* [AIM]:
Copy every line that mentions the word "Dosen".

* [DATA EXCERPTS]:
.....
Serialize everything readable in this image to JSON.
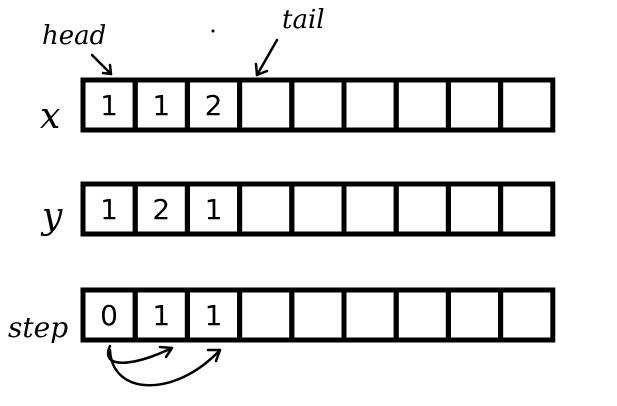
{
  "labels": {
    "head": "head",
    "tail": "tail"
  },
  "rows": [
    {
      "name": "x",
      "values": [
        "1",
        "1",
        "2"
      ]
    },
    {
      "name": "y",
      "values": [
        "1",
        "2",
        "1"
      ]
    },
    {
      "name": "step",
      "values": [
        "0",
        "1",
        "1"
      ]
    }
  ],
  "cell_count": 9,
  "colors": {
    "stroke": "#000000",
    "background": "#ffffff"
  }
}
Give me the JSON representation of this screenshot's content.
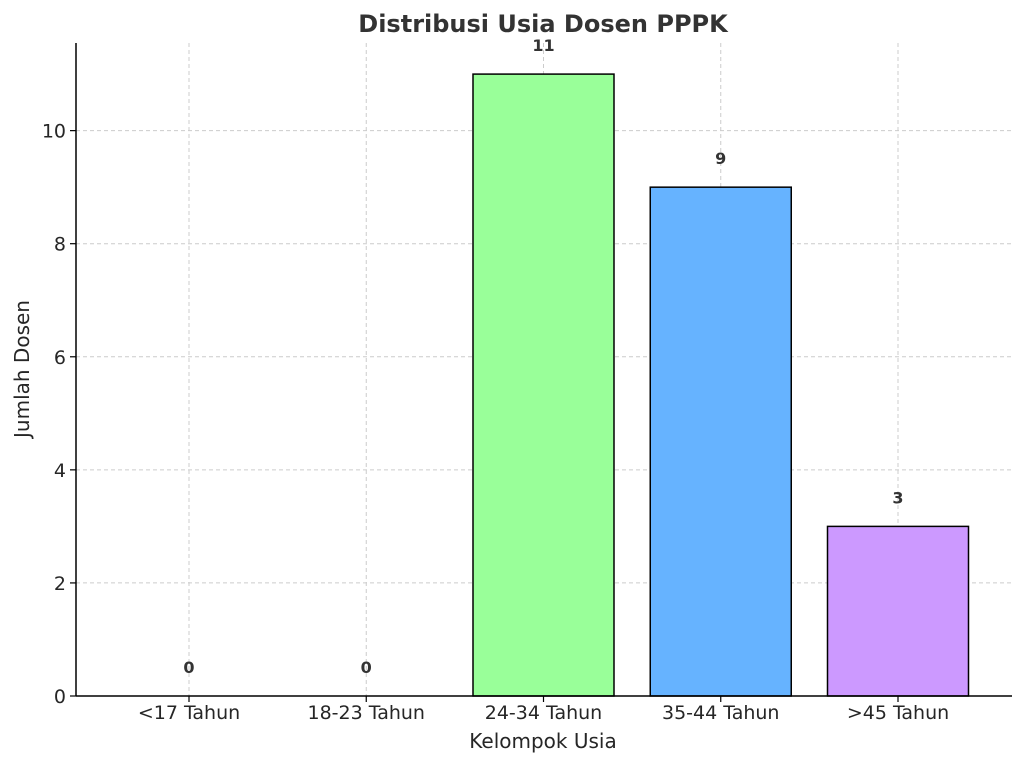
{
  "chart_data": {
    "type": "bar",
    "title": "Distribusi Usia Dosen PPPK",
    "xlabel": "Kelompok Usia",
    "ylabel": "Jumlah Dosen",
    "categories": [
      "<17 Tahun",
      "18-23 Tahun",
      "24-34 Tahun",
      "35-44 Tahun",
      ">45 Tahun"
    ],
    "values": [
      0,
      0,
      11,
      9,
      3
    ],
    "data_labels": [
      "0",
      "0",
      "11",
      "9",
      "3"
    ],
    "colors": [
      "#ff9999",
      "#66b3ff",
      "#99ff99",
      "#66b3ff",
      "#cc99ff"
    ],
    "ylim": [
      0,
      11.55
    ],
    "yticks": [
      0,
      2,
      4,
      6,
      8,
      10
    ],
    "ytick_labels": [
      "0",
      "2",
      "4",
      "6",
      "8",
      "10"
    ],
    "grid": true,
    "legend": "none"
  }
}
.....
* [RESPONSE]:
    "title": "Distribusi Usia Dosen PPPK",
    "ylabel": "Jumlah Dosen",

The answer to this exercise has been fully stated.